→ Exercise objective: Tally the lines in these records that hold the string "Read", and reply with the number alone.
Begin Task material
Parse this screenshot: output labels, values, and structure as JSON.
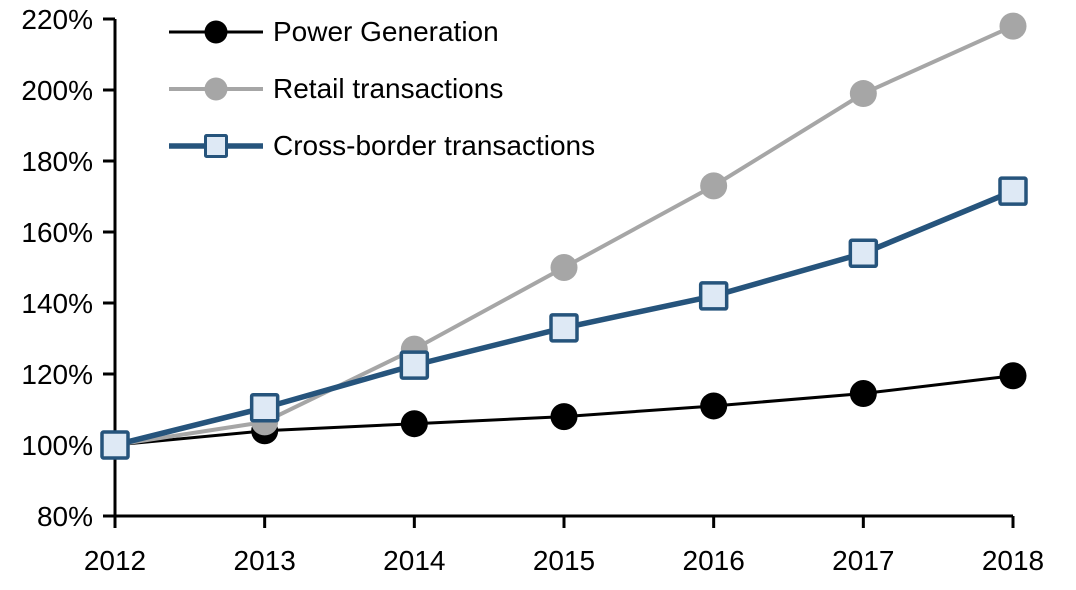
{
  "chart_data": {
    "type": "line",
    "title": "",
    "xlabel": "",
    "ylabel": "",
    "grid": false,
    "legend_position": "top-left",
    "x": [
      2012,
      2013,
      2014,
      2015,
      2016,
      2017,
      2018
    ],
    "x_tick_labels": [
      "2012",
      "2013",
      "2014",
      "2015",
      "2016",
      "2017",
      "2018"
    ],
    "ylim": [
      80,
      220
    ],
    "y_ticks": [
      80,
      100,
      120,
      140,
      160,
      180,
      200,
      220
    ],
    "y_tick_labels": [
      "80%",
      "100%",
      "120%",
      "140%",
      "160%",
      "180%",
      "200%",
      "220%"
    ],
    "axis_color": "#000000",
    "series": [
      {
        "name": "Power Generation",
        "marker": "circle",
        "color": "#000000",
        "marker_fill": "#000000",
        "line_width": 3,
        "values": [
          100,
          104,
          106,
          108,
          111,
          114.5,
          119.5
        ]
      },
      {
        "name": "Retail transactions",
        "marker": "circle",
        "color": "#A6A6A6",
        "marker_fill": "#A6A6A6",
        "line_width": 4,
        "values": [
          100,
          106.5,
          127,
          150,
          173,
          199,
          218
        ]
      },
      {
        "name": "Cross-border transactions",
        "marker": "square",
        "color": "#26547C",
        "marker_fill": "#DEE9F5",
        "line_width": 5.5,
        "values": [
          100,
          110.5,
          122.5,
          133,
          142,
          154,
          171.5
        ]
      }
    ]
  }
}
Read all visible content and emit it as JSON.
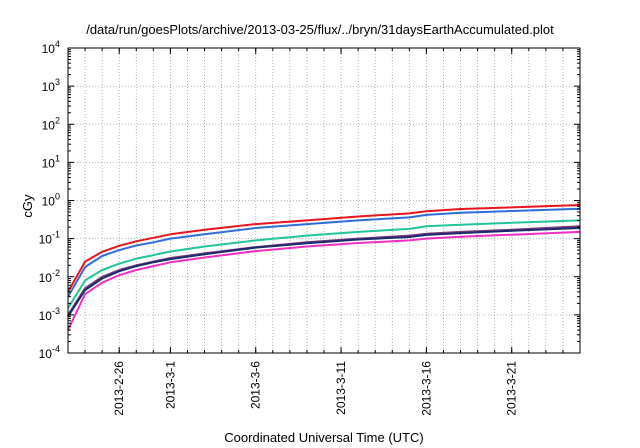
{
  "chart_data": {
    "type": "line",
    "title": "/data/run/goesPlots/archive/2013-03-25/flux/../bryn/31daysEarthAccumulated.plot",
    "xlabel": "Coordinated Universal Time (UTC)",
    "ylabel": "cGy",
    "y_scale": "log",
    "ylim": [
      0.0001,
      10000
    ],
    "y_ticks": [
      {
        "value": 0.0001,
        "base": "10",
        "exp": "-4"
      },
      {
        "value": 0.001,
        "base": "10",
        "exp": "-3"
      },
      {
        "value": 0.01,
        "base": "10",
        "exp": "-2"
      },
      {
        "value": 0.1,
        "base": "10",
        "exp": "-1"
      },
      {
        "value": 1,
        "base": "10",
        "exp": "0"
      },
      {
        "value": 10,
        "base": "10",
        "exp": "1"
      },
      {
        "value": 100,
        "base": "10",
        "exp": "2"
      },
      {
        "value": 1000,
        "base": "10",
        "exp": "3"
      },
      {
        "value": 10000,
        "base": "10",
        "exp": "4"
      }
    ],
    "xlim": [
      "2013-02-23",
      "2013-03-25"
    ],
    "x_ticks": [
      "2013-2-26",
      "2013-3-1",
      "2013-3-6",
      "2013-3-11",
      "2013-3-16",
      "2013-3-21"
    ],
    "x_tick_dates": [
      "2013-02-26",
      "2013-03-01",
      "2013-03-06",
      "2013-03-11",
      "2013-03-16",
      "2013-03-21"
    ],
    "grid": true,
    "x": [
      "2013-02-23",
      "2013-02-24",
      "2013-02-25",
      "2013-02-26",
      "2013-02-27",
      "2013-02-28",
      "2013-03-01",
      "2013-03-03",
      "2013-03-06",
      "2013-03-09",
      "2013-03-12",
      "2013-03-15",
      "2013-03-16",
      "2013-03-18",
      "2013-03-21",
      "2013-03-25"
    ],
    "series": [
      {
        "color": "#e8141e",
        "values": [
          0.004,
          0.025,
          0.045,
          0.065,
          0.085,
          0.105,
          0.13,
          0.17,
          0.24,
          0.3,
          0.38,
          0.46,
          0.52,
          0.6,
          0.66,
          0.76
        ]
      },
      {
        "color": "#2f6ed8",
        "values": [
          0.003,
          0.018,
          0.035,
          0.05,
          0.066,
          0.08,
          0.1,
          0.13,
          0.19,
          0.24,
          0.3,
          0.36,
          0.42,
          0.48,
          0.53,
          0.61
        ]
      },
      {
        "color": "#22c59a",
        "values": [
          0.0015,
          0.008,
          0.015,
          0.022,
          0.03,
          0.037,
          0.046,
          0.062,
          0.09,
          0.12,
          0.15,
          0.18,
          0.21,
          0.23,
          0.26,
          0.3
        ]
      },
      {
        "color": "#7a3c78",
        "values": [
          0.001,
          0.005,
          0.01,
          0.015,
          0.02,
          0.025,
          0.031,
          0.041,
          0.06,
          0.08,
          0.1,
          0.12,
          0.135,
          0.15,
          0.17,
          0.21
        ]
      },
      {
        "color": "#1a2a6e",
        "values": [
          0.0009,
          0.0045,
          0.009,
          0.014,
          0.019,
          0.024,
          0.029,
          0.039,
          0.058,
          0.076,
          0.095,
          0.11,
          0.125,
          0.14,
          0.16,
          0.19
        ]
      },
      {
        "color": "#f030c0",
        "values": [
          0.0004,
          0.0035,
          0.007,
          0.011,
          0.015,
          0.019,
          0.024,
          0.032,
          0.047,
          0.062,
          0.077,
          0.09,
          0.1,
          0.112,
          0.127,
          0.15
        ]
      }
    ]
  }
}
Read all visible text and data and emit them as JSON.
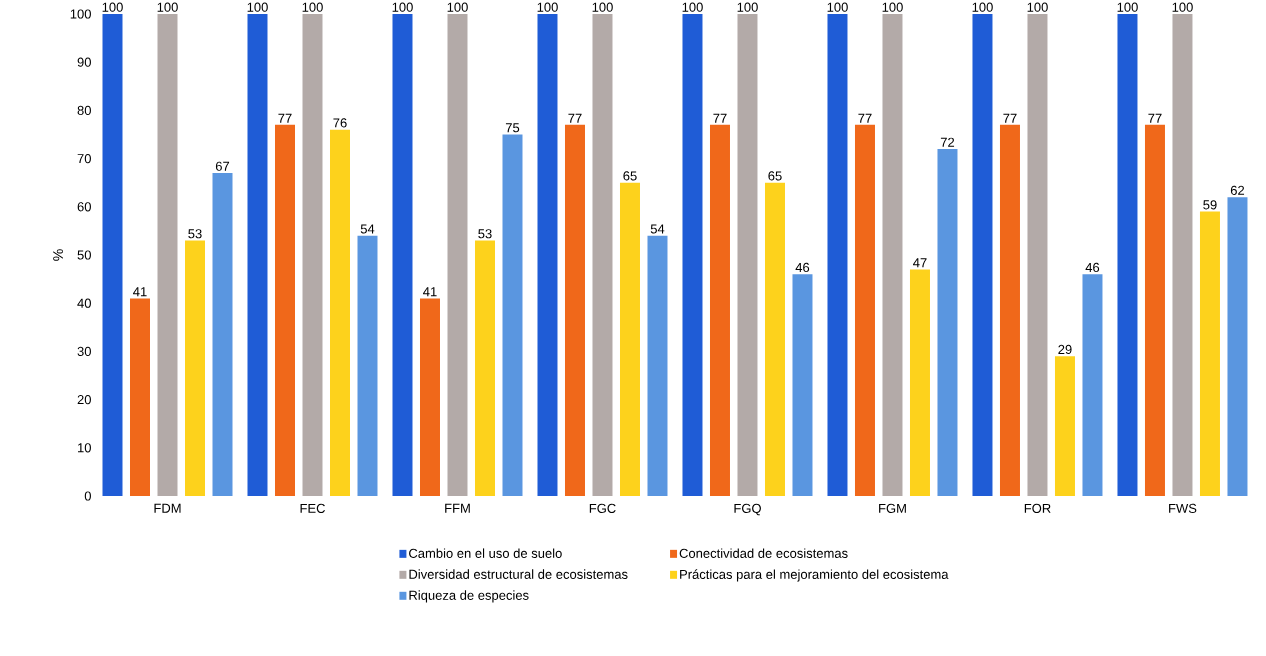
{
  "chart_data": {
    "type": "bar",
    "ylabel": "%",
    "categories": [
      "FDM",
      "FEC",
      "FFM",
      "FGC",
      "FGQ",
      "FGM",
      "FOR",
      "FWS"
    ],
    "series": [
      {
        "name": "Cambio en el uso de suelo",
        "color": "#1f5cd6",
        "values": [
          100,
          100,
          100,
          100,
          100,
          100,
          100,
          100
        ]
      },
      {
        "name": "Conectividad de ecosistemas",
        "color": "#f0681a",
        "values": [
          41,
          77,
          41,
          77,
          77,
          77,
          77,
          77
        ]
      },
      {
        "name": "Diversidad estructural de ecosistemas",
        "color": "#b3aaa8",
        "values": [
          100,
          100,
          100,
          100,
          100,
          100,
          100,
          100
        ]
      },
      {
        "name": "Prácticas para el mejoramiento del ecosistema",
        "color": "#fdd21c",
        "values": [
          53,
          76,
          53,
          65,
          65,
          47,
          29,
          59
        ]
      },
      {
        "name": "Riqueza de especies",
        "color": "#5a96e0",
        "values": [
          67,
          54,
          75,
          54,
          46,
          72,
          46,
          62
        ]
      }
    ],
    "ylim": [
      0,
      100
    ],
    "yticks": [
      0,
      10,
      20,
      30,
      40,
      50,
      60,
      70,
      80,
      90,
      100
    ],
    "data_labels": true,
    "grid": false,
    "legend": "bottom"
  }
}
End Task material
→ Final result: 2